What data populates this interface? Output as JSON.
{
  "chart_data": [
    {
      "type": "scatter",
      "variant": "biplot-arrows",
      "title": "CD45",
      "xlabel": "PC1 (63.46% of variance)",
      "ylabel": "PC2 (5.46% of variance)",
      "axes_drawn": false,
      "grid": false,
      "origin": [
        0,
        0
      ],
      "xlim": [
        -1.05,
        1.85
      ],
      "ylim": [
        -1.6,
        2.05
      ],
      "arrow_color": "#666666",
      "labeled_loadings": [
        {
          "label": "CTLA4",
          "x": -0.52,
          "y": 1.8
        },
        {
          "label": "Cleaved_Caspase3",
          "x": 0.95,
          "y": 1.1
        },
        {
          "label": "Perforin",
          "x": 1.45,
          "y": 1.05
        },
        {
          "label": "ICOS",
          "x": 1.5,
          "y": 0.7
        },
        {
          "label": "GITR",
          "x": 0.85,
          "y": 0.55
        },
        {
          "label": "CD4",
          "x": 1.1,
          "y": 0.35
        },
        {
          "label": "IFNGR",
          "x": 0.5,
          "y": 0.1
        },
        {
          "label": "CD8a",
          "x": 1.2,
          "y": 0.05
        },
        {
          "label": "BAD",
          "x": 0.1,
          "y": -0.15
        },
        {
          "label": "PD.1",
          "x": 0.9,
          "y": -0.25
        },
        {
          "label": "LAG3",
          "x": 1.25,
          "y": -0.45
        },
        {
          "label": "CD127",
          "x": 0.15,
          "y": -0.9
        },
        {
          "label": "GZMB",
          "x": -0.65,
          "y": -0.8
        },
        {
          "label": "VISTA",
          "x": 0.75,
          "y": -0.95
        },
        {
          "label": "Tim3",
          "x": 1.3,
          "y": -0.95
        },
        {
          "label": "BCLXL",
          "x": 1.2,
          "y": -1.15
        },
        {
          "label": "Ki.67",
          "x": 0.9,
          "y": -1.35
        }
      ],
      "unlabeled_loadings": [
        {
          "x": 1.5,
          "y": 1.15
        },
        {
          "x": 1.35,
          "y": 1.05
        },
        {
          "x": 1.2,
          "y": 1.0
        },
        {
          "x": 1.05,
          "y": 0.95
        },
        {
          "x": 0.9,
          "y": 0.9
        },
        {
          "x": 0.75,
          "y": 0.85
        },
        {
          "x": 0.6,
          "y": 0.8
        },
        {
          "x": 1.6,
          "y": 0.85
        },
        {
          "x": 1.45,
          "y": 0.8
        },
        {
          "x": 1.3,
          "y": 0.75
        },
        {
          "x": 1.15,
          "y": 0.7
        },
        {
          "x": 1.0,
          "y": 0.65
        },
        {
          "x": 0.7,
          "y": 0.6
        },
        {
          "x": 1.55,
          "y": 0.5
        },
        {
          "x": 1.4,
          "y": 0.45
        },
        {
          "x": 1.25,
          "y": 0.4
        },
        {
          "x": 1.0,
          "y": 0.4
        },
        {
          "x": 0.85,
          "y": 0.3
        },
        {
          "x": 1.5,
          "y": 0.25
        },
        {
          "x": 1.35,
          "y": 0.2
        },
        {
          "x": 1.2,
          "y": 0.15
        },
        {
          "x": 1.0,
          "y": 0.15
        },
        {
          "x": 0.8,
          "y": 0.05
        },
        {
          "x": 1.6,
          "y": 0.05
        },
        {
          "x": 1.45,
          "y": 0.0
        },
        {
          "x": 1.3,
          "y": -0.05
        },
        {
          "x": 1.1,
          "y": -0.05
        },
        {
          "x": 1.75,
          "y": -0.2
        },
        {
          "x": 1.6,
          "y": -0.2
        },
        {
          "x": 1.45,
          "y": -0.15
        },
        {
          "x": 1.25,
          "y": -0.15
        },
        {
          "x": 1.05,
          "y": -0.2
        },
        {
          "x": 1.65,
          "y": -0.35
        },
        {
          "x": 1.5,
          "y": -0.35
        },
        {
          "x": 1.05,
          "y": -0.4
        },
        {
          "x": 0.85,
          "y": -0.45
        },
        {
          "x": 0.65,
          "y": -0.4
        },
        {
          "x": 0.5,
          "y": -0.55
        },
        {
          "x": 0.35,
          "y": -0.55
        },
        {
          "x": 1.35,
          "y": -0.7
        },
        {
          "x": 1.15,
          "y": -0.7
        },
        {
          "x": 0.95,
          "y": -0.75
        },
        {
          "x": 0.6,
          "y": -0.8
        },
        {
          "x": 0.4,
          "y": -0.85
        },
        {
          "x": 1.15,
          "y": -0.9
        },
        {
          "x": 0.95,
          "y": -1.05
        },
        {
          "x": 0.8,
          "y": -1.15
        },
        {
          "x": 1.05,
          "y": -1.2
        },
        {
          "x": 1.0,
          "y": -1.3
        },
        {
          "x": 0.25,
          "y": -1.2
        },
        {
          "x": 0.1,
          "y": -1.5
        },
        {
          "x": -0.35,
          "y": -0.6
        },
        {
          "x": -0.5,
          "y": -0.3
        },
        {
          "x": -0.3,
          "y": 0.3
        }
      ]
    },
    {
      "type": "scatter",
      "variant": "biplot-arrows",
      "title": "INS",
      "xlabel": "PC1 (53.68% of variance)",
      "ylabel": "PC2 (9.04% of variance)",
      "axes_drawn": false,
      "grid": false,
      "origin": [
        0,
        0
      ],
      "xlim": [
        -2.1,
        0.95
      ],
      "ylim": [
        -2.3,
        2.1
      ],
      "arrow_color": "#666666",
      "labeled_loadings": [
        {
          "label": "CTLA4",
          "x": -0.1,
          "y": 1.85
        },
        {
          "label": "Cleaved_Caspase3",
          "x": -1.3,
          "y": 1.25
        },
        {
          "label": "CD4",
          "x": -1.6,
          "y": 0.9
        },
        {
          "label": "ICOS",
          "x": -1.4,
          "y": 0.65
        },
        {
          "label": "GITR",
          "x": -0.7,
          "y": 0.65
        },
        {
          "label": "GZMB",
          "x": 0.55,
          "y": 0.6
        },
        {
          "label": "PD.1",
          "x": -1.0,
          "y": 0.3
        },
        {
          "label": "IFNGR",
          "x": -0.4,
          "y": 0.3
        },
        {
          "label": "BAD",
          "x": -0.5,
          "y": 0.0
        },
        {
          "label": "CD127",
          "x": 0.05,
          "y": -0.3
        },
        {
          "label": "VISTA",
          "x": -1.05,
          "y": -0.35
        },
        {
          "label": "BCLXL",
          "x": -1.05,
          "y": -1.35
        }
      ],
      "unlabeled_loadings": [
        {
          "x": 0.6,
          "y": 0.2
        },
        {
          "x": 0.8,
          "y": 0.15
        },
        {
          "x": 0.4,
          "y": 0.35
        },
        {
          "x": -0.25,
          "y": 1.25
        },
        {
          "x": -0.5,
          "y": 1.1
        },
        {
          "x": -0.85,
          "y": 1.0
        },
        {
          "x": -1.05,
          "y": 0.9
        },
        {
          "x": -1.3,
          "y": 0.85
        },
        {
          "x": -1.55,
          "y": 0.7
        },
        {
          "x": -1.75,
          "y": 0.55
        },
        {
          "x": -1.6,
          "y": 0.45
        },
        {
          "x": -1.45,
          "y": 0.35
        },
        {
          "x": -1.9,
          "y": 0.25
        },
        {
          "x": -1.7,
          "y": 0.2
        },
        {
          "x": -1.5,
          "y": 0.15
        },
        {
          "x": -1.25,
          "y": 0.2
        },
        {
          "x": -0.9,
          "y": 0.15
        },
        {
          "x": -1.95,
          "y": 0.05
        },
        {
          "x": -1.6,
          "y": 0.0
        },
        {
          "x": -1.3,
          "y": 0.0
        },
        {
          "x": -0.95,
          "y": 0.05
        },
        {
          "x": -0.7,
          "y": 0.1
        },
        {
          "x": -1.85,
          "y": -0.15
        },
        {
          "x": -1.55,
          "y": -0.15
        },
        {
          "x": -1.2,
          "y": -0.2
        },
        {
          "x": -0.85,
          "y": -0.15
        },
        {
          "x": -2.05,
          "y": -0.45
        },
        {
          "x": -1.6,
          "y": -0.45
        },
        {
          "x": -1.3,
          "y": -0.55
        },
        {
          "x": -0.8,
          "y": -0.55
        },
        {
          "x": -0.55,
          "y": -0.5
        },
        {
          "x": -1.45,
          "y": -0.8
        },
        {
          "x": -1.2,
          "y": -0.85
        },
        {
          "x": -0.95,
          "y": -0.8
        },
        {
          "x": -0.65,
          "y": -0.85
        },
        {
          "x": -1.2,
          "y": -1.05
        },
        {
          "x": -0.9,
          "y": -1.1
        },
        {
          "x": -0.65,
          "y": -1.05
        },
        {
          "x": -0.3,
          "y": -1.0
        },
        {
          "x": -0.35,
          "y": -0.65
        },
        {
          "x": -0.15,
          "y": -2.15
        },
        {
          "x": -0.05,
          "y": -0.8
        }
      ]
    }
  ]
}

* _Exercise goal_
Identify each line in the records above containing the word "variance"; copy those lines.

* _Correct result_
      "xlabel": "PC1 (63.46% of variance)",
      "ylabel": "PC2 (5.46% of variance)",
      "xlabel": "PC1 (53.68% of variance)",
      "ylabel": "PC2 (9.04% of variance)",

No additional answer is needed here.